Spatial layout data:
####
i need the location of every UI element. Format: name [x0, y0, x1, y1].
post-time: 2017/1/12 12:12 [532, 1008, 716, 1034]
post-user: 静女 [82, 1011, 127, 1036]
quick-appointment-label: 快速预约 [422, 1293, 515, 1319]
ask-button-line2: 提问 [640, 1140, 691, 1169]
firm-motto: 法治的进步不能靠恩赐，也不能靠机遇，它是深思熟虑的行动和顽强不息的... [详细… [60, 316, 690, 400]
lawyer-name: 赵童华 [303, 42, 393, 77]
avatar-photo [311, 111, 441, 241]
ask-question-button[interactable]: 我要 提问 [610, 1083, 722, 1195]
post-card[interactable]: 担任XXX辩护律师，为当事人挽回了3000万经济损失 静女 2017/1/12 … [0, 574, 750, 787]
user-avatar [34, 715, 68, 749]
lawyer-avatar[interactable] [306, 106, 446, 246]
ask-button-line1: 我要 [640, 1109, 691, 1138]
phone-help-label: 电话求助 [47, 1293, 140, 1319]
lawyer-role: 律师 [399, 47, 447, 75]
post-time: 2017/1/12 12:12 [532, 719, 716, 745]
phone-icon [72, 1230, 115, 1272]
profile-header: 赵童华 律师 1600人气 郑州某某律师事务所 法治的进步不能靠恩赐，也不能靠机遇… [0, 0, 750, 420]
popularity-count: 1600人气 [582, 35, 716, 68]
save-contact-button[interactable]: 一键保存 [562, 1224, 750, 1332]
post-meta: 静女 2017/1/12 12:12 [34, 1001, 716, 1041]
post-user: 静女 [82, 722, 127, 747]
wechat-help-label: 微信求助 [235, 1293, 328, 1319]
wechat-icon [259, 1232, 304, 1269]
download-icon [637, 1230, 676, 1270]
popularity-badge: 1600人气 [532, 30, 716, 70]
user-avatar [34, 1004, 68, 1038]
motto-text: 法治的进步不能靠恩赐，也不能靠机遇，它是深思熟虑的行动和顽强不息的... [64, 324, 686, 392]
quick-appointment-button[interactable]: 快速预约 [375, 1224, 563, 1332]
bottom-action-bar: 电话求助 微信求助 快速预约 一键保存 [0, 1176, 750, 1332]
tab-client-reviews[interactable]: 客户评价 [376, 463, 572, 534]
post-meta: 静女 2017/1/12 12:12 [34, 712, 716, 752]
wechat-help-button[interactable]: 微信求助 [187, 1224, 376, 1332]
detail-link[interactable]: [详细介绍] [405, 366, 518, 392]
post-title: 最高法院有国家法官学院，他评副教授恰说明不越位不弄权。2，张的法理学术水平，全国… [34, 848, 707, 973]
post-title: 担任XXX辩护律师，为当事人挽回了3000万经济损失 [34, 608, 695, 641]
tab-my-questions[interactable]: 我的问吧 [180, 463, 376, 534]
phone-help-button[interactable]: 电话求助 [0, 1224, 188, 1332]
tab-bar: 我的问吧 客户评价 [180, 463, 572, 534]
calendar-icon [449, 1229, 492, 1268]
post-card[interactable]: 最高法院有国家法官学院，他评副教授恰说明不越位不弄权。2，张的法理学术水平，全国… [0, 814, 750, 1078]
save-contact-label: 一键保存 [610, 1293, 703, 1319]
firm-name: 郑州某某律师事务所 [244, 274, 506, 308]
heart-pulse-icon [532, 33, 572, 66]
####
STATED GOAL: Repeat the lines of the records from the start through the line holding "lawyer-role: 律师 [399, 47, 447, 75]", inclusive, and only those lines.

SOLUTION TO THE PROBLEM:
i need the location of every UI element. Format: name [x0, y0, x1, y1].
post-time: 2017/1/12 12:12 [532, 1008, 716, 1034]
post-user: 静女 [82, 1011, 127, 1036]
quick-appointment-label: 快速预约 [422, 1293, 515, 1319]
ask-button-line2: 提问 [640, 1140, 691, 1169]
firm-motto: 法治的进步不能靠恩赐，也不能靠机遇，它是深思熟虑的行动和顽强不息的... [详细… [60, 316, 690, 400]
lawyer-name: 赵童华 [303, 42, 393, 77]
avatar-photo [311, 111, 441, 241]
ask-question-button[interactable]: 我要 提问 [610, 1083, 722, 1195]
post-card[interactable]: 担任XXX辩护律师，为当事人挽回了3000万经济损失 静女 2017/1/12 … [0, 574, 750, 787]
user-avatar [34, 715, 68, 749]
lawyer-avatar[interactable] [306, 106, 446, 246]
ask-button-line1: 我要 [640, 1109, 691, 1138]
phone-help-label: 电话求助 [47, 1293, 140, 1319]
lawyer-role: 律师 [399, 47, 447, 75]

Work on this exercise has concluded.